Records that describe figures:
+ + +
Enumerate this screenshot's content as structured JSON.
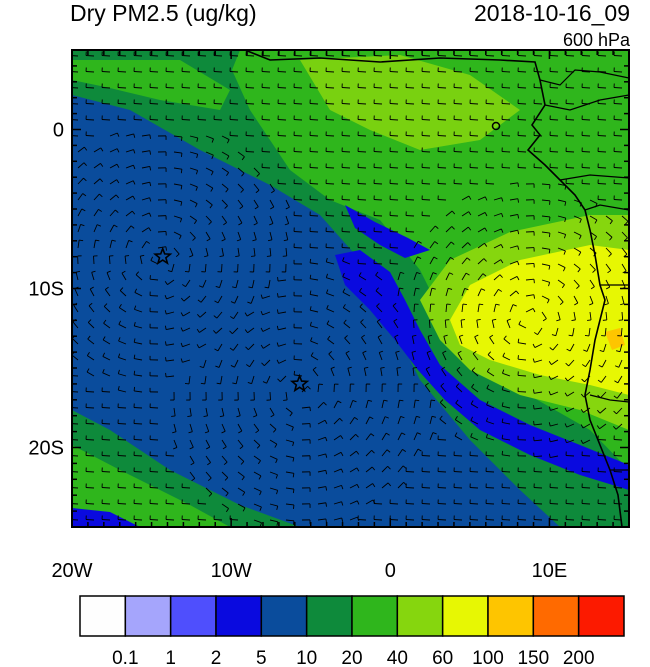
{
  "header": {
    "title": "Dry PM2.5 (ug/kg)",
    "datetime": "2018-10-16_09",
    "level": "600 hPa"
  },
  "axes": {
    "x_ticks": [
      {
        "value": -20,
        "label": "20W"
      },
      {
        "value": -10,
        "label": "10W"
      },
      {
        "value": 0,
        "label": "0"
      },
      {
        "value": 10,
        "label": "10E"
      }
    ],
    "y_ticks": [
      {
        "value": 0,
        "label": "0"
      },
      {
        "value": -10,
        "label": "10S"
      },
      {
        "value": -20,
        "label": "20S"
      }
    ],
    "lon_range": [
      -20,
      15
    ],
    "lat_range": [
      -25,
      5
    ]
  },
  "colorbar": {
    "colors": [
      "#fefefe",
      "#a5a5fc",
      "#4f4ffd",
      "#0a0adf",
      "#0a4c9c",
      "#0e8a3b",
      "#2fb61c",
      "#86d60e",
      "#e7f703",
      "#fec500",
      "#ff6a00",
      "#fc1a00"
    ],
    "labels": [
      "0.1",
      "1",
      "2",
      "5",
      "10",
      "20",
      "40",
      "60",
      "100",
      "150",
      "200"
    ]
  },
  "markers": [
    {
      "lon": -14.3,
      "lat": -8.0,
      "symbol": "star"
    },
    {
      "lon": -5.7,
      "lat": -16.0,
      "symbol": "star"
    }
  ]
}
+ + +
Aim:
Copy every line of the data word for word, omitting the images.

Expected answer:
Enumerate this screenshot's content as structured JSON.
{
  "header": {
    "title": "Dry PM2.5 (ug/kg)",
    "datetime": "2018-10-16_09",
    "level": "600 hPa"
  },
  "axes": {
    "x_ticks": [
      {
        "value": -20,
        "label": "20W"
      },
      {
        "value": -10,
        "label": "10W"
      },
      {
        "value": 0,
        "label": "0"
      },
      {
        "value": 10,
        "label": "10E"
      }
    ],
    "y_ticks": [
      {
        "value": 0,
        "label": "0"
      },
      {
        "value": -10,
        "label": "10S"
      },
      {
        "value": -20,
        "label": "20S"
      }
    ],
    "lon_range": [
      -20,
      15
    ],
    "lat_range": [
      -25,
      5
    ]
  },
  "colorbar": {
    "colors": [
      "#fefefe",
      "#a5a5fc",
      "#4f4ffd",
      "#0a0adf",
      "#0a4c9c",
      "#0e8a3b",
      "#2fb61c",
      "#86d60e",
      "#e7f703",
      "#fec500",
      "#ff6a00",
      "#fc1a00"
    ],
    "labels": [
      "0.1",
      "1",
      "2",
      "5",
      "10",
      "20",
      "40",
      "60",
      "100",
      "150",
      "200"
    ]
  },
  "markers": [
    {
      "lon": -14.3,
      "lat": -8.0,
      "symbol": "star"
    },
    {
      "lon": -5.7,
      "lat": -16.0,
      "symbol": "star"
    }
  ]
}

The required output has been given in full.